**Supplied entries**
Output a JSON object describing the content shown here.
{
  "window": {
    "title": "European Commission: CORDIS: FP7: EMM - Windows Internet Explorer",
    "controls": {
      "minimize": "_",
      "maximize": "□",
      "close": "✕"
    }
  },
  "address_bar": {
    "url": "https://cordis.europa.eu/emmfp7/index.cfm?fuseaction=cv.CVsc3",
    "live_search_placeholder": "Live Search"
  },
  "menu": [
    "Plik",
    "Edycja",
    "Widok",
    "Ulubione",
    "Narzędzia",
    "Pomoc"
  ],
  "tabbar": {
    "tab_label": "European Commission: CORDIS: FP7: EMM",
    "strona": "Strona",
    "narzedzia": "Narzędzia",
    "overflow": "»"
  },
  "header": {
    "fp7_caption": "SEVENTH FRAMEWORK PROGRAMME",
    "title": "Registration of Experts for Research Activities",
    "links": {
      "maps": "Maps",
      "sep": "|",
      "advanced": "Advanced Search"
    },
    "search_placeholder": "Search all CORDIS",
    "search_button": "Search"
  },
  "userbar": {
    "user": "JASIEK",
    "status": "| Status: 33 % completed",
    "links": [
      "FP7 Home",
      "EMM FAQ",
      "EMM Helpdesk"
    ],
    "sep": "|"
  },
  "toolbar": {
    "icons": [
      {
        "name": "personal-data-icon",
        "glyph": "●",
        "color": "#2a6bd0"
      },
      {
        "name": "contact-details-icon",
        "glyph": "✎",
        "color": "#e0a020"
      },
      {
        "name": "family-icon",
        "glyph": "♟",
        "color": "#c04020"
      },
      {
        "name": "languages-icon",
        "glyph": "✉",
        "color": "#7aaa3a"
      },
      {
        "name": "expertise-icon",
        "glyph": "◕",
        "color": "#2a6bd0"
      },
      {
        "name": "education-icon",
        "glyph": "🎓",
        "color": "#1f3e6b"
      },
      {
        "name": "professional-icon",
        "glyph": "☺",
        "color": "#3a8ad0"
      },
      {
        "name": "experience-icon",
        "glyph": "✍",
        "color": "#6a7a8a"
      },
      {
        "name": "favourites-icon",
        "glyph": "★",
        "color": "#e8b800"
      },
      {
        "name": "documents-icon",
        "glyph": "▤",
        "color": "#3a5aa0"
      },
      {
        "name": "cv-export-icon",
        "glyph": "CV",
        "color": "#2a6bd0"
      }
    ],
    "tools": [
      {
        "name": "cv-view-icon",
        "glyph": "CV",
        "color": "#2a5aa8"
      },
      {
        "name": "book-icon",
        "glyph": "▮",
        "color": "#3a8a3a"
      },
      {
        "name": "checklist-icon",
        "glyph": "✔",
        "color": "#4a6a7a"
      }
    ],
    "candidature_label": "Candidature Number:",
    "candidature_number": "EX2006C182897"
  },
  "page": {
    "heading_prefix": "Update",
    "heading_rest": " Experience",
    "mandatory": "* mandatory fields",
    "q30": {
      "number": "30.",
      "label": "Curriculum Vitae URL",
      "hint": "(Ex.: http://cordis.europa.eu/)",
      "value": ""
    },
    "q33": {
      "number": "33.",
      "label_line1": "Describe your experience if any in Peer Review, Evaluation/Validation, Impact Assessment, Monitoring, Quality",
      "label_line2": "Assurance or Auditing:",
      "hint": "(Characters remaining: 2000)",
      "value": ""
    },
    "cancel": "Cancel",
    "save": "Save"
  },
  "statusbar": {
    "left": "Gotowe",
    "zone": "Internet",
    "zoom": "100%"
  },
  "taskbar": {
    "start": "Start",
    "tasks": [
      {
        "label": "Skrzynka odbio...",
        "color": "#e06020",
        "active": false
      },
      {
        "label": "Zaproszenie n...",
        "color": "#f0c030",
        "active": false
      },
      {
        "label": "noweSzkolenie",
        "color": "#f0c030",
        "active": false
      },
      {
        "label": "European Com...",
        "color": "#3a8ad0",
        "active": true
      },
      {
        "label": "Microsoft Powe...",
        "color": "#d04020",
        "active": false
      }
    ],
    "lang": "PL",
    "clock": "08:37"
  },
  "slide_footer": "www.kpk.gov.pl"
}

**Stated goal**
Lines that hold "europa" are the ones to copy; find all of them.

**Exercise response**
    "url": "https://cordis.europa.eu/emmfp7/index.cfm?fuseaction=cv.CVsc3",
      "hint": "(Ex.: http://cordis.europa.eu/)",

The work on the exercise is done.